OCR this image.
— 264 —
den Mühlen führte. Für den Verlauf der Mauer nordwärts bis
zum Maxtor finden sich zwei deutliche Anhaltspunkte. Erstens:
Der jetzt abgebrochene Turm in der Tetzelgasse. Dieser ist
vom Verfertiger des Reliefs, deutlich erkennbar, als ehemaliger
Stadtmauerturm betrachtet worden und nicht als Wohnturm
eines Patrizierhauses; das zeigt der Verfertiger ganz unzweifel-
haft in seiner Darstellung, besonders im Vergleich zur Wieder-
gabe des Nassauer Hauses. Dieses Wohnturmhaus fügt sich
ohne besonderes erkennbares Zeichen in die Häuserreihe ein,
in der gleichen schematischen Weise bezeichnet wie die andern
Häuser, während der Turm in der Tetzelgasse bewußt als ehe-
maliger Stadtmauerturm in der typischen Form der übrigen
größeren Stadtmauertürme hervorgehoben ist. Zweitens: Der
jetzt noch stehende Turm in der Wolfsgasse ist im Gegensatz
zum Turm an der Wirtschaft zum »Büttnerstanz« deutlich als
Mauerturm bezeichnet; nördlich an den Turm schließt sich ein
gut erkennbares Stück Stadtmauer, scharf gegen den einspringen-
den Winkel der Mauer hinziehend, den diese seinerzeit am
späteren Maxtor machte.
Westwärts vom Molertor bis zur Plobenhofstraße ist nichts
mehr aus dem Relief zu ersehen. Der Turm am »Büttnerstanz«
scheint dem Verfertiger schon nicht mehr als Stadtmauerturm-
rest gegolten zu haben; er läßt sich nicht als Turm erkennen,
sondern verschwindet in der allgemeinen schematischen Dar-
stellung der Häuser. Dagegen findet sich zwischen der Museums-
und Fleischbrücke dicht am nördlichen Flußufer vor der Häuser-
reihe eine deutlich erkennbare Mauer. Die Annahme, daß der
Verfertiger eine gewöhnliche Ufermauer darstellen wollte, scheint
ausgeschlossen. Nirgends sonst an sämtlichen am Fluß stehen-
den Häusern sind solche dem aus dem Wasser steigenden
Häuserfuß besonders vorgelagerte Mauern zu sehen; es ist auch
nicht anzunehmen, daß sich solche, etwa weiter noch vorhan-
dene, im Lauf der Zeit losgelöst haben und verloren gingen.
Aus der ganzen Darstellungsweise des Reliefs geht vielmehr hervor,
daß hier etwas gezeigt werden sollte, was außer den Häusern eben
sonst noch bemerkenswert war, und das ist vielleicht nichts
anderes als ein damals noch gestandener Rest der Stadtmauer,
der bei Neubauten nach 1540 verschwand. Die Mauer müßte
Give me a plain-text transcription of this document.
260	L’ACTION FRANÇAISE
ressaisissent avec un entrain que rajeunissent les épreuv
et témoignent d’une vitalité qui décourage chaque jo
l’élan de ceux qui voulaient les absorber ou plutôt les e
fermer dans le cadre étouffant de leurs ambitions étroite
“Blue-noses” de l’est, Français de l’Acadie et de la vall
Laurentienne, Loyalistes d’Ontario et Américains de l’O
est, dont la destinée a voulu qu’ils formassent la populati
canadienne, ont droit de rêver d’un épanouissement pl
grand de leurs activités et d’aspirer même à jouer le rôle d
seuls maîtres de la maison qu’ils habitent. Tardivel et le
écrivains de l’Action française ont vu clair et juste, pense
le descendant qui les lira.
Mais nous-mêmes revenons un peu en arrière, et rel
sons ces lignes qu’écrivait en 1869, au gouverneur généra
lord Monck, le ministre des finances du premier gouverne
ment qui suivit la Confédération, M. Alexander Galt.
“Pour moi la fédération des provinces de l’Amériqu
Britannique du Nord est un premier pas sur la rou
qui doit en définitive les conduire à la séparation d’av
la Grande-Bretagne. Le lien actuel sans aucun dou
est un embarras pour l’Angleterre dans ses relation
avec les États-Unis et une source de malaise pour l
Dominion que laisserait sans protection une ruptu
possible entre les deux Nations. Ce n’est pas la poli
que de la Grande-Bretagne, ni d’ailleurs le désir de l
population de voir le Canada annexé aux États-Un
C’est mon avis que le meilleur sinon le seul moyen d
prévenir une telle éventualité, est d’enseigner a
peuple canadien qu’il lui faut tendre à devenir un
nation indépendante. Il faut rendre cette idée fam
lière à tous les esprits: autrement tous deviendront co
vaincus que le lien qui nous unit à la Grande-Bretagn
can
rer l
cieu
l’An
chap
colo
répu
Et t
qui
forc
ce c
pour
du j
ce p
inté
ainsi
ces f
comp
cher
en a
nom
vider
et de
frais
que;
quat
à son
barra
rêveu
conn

=== TASK REQUIREMENTS ===
Return only those lines of the records that contain the string "lien".

=== TASK OUTPUT ===
la Grande-Bretagne. Le lien actuel sans aucun dou
vaincus que le lien qui nous unit à la Grande-Bretagn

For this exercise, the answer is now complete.